_Collected data:_
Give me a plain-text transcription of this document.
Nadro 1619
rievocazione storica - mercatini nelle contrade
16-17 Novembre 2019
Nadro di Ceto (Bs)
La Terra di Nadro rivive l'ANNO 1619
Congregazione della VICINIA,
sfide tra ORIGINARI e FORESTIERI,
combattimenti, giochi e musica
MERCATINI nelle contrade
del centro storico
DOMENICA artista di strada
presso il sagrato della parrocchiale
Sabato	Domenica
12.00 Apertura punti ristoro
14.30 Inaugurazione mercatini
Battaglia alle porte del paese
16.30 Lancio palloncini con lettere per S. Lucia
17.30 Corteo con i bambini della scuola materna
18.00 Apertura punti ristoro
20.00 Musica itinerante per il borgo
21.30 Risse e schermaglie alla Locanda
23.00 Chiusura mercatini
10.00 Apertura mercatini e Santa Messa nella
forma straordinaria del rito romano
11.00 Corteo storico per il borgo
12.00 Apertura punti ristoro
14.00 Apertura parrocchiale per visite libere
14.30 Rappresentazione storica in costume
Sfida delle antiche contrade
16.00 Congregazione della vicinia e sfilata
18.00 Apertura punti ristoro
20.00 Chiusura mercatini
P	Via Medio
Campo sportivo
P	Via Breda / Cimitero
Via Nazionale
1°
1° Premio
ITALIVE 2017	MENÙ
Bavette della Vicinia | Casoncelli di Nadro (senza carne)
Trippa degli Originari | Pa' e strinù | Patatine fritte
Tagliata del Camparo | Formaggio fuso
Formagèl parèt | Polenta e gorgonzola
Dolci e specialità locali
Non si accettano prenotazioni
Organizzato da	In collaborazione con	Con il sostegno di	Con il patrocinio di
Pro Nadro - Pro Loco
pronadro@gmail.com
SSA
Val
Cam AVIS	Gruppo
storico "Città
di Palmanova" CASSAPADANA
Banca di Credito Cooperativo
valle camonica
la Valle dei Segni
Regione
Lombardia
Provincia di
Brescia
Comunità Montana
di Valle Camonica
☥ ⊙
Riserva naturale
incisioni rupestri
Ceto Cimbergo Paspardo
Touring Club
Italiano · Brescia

_EXERCISE AIM:_ Reproduce the listing above verbatim, from first line to last.

_FINAL RESULT:_
Give me a plain-text transcription of this document.
Nadro 1619
rievocazione storica - mercatini nelle contrade
16-17 Novembre 2019
Nadro di Ceto (Bs)
La Terra di Nadro rivive l'ANNO 1619
Congregazione della VICINIA,
sfide tra ORIGINARI e FORESTIERI,
combattimenti, giochi e musica
MERCATINI nelle contrade
del centro storico
DOMENICA artista di strada
presso il sagrato della parrocchiale
Sabato	Domenica
12.00 Apertura punti ristoro
14.30 Inaugurazione mercatini
Battaglia alle porte del paese
16.30 Lancio palloncini con lettere per S. Lucia
17.30 Corteo con i bambini della scuola materna
18.00 Apertura punti ristoro
20.00 Musica itinerante per il borgo
21.30 Risse e schermaglie alla Locanda
23.00 Chiusura mercatini
10.00 Apertura mercatini e Santa Messa nella
forma straordinaria del rito romano
11.00 Corteo storico per il borgo
12.00 Apertura punti ristoro
14.00 Apertura parrocchiale per visite libere
14.30 Rappresentazione storica in costume
Sfida delle antiche contrade
16.00 Congregazione della vicinia e sfilata
18.00 Apertura punti ristoro
20.00 Chiusura mercatini
P	Via Medio
Campo sportivo
P	Via Breda / Cimitero
Via Nazionale
1°
1° Premio
ITALIVE 2017	MENÙ
Bavette della Vicinia | Casoncelli di Nadro (senza carne)
Trippa degli Originari | Pa' e strinù | Patatine fritte
Tagliata del Camparo | Formaggio fuso
Formagèl parèt | Polenta e gorgonzola
Dolci e specialità locali
Non si accettano prenotazioni
Organizzato da	In collaborazione con	Con il sostegno di	Con il patrocinio di
Pro Nadro - Pro Loco
pronadro@gmail.com
SSA
Val
Cam AVIS	Gruppo
storico "Città
di Palmanova" CASSAPADANA
Banca di Credito Cooperativo
valle camonica
la Valle dei Segni
Regione
Lombardia
Provincia di
Brescia
Comunità Montana
di Valle Camonica
☥ ⊙
Riserva naturale
incisioni rupestri
Ceto Cimbergo Paspardo
Touring Club
Italiano · Brescia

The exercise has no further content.